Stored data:

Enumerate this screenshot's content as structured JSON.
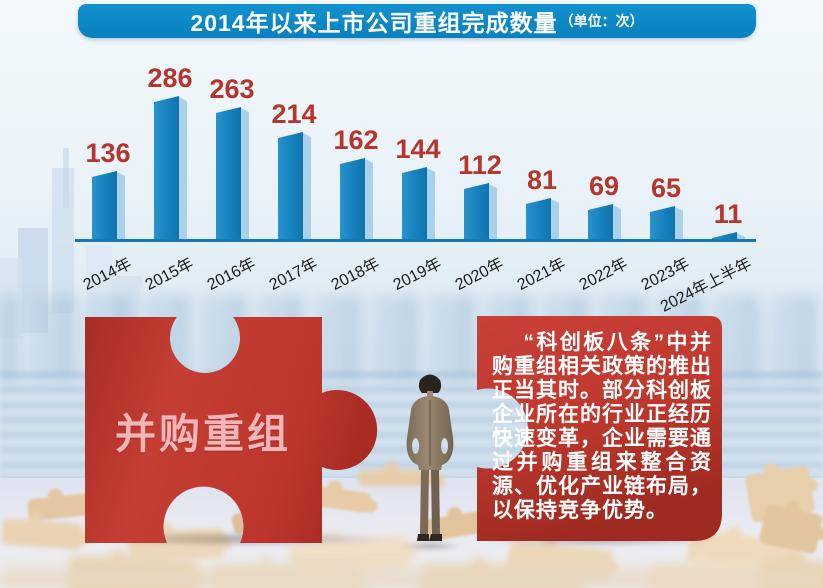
{
  "banner": {
    "title": "2014年以来上市公司重组完成数量",
    "unit": "（单位：次）"
  },
  "chart_data": {
    "type": "bar",
    "title": "2014年以来上市公司重组完成数量",
    "unit": "次",
    "categories": [
      "2014年",
      "2015年",
      "2016年",
      "2017年",
      "2018年",
      "2019年",
      "2020年",
      "2021年",
      "2022年",
      "2023年",
      "2024年上半年"
    ],
    "values": [
      136,
      286,
      263,
      214,
      162,
      144,
      112,
      81,
      69,
      65,
      11
    ],
    "xlabel": "",
    "ylabel": "",
    "ylim": [
      0,
      300
    ],
    "grid": false,
    "legend": "none",
    "bar_color": "#1581bd",
    "bar_side_color": "#a9d2ea",
    "axis_color": "#1878b2",
    "value_label_color": "#b6352c"
  },
  "puzzle_left": {
    "label": "并购重组",
    "color": "#c0392e",
    "text_color": "#f3b6b8"
  },
  "puzzle_right": {
    "text": "“科创板八条”中并购重组相关政策的推出正当其时。部分科创板企业所在的行业正经历快速变革，企业需要通过并购重组来整合资源、优化产业链布局，以保持竞争优势。",
    "color": "#c0392e",
    "text_color": "#ffffff"
  },
  "scene": {
    "figurine_icon": "businessman-back-view-figurine",
    "ground_icon": "scattered-jigsaw-pieces"
  }
}
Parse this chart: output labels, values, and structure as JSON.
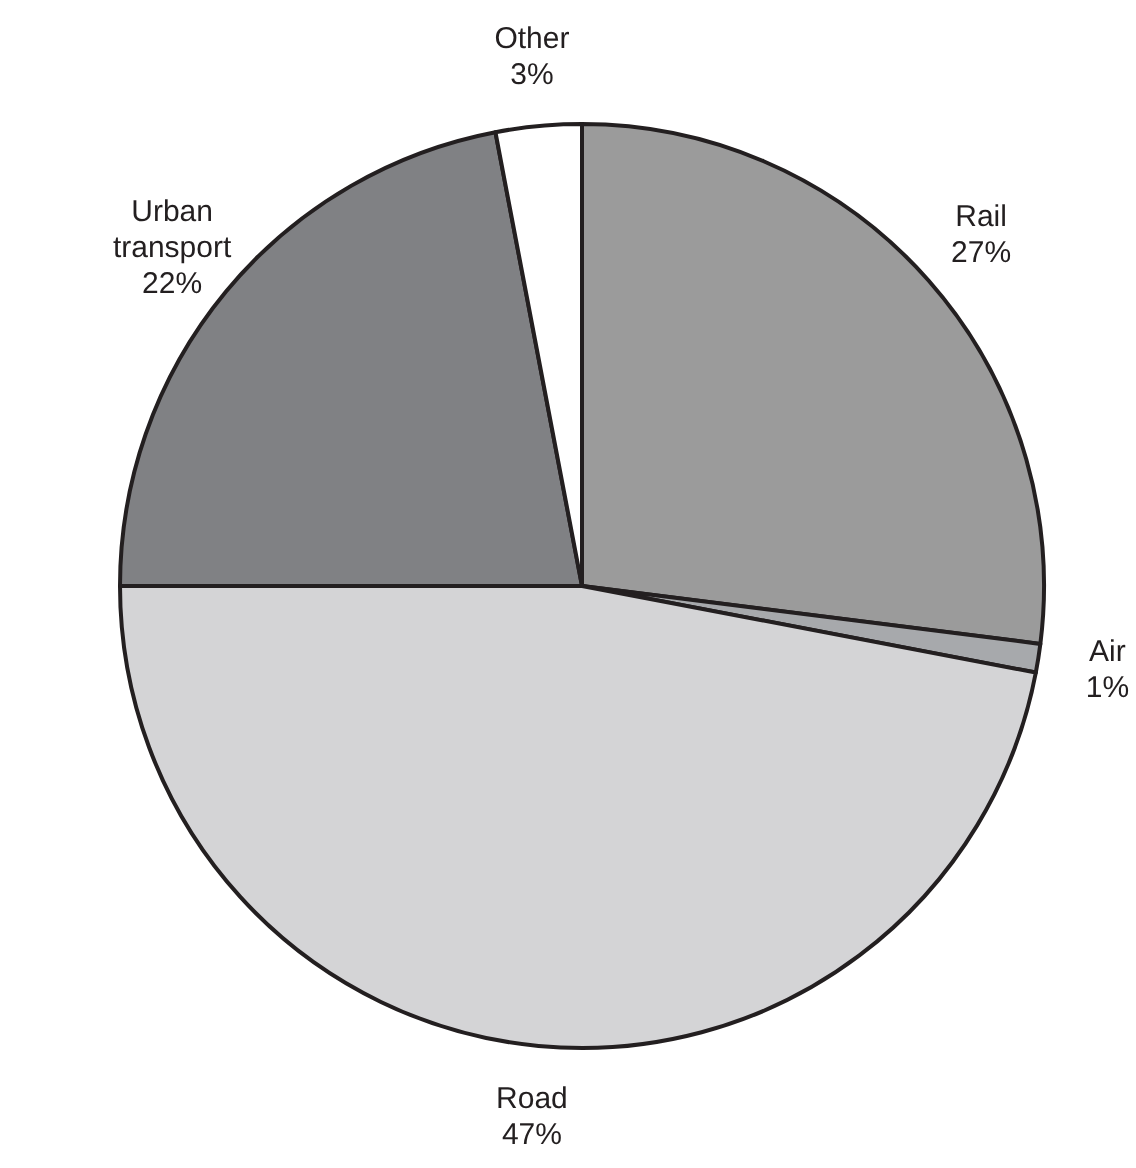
{
  "chart_data": {
    "type": "pie",
    "categories": [
      "Rail",
      "Air",
      "Road",
      "Urban transport",
      "Other"
    ],
    "values": [
      27,
      1,
      47,
      22,
      3
    ],
    "colors": [
      "#9b9b9b",
      "#a7a9ac",
      "#d4d4d6",
      "#808184",
      "#ffffff"
    ],
    "value_labels": [
      "27%",
      "1%",
      "47%",
      "22%",
      "3%"
    ]
  }
}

Instructions to follow:
Reproduce all of the material exactly, apart from the pictures.

Finished answer:
Enumerate this screenshot's content as structured JSON.
{
  "banner": {
    "title": "2014年以来上市公司重组完成数量",
    "unit": "（单位：次）"
  },
  "chart_data": {
    "type": "bar",
    "title": "2014年以来上市公司重组完成数量",
    "unit": "次",
    "categories": [
      "2014年",
      "2015年",
      "2016年",
      "2017年",
      "2018年",
      "2019年",
      "2020年",
      "2021年",
      "2022年",
      "2023年",
      "2024年上半年"
    ],
    "values": [
      136,
      286,
      263,
      214,
      162,
      144,
      112,
      81,
      69,
      65,
      11
    ],
    "xlabel": "",
    "ylabel": "",
    "ylim": [
      0,
      300
    ],
    "grid": false,
    "legend": "none",
    "bar_color": "#1581bd",
    "bar_side_color": "#a9d2ea",
    "axis_color": "#1878b2",
    "value_label_color": "#b6352c"
  },
  "puzzle_left": {
    "label": "并购重组",
    "color": "#c0392e",
    "text_color": "#f3b6b8"
  },
  "puzzle_right": {
    "text": "“科创板八条”中并购重组相关政策的推出正当其时。部分科创板企业所在的行业正经历快速变革，企业需要通过并购重组来整合资源、优化产业链布局，以保持竞争优势。",
    "color": "#c0392e",
    "text_color": "#ffffff"
  },
  "scene": {
    "figurine_icon": "businessman-back-view-figurine",
    "ground_icon": "scattered-jigsaw-pieces"
  }
}
Parse this chart: output labels, values, and structure as JSON.
{
  "chart_data": {
    "type": "pie",
    "categories": [
      "Rail",
      "Air",
      "Road",
      "Urban transport",
      "Other"
    ],
    "values": [
      27,
      1,
      47,
      22,
      3
    ],
    "colors": [
      "#9b9b9b",
      "#a7a9ac",
      "#d4d4d6",
      "#808184",
      "#ffffff"
    ],
    "value_labels": [
      "27%",
      "1%",
      "47%",
      "22%",
      "3%"
    ]
  }
}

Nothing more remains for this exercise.